**Records for the task:**
--- START ---

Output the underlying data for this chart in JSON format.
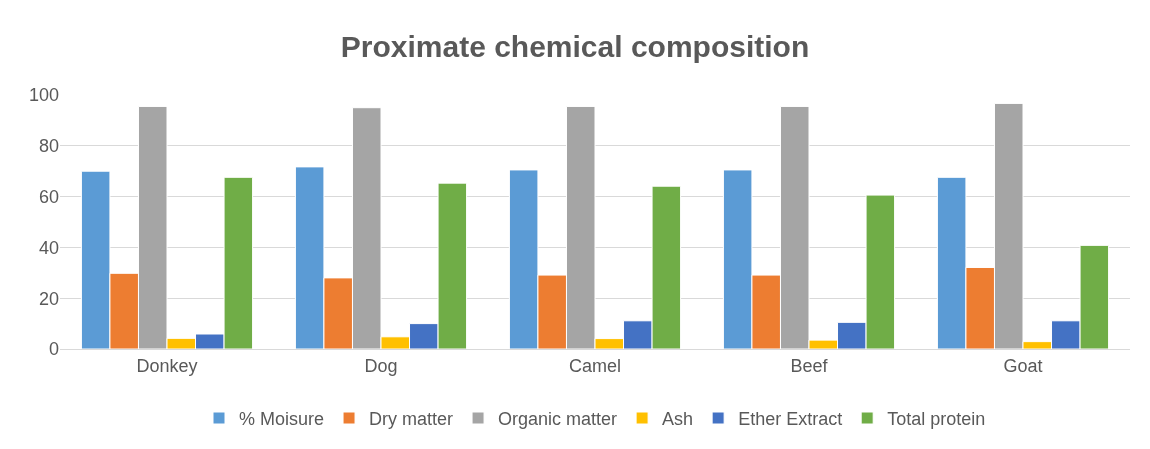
{
  "chart_data": {
    "type": "bar",
    "title": "Proximate chemical composition",
    "categories": [
      "Donkey",
      "Dog",
      "Camel",
      "Beef",
      "Goat"
    ],
    "series": [
      {
        "name": "% Moisure",
        "color": "#5b9bd5",
        "values": [
          70.0,
          71.7,
          70.5,
          70.5,
          67.6
        ]
      },
      {
        "name": "Dry matter",
        "color": "#ed7d31",
        "values": [
          29.8,
          28.0,
          29.1,
          29.1,
          32.1
        ]
      },
      {
        "name": "Organic matter",
        "color": "#a5a5a5",
        "values": [
          95.5,
          95.0,
          95.5,
          95.5,
          96.7
        ]
      },
      {
        "name": "Ash",
        "color": "#ffc000",
        "values": [
          4.2,
          4.8,
          4.1,
          3.5,
          2.9
        ]
      },
      {
        "name": "Ether Extract",
        "color": "#4472c4",
        "values": [
          5.9,
          10.0,
          11.1,
          10.5,
          11.1
        ]
      },
      {
        "name": "Total protein",
        "color": "#70ad47",
        "values": [
          67.6,
          65.3,
          64.1,
          60.6,
          40.8
        ]
      }
    ],
    "ylim": [
      0,
      100
    ],
    "yticks": [
      0,
      20,
      40,
      60,
      80,
      100
    ],
    "grid": "y",
    "legend": "bottom"
  }
}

--- END ---

**Work to be completed:** Every record above should come back exactly, but without its pictures.

**Response to this exercise:**
Output the underlying data for this chart in JSON format.
{
  "chart_data": {
    "type": "bar",
    "title": "Proximate chemical composition",
    "categories": [
      "Donkey",
      "Dog",
      "Camel",
      "Beef",
      "Goat"
    ],
    "series": [
      {
        "name": "% Moisure",
        "color": "#5b9bd5",
        "values": [
          70.0,
          71.7,
          70.5,
          70.5,
          67.6
        ]
      },
      {
        "name": "Dry matter",
        "color": "#ed7d31",
        "values": [
          29.8,
          28.0,
          29.1,
          29.1,
          32.1
        ]
      },
      {
        "name": "Organic matter",
        "color": "#a5a5a5",
        "values": [
          95.5,
          95.0,
          95.5,
          95.5,
          96.7
        ]
      },
      {
        "name": "Ash",
        "color": "#ffc000",
        "values": [
          4.2,
          4.8,
          4.1,
          3.5,
          2.9
        ]
      },
      {
        "name": "Ether Extract",
        "color": "#4472c4",
        "values": [
          5.9,
          10.0,
          11.1,
          10.5,
          11.1
        ]
      },
      {
        "name": "Total protein",
        "color": "#70ad47",
        "values": [
          67.6,
          65.3,
          64.1,
          60.6,
          40.8
        ]
      }
    ],
    "ylim": [
      0,
      100
    ],
    "yticks": [
      0,
      20,
      40,
      60,
      80,
      100
    ],
    "grid": "y",
    "legend": "bottom"
  }
}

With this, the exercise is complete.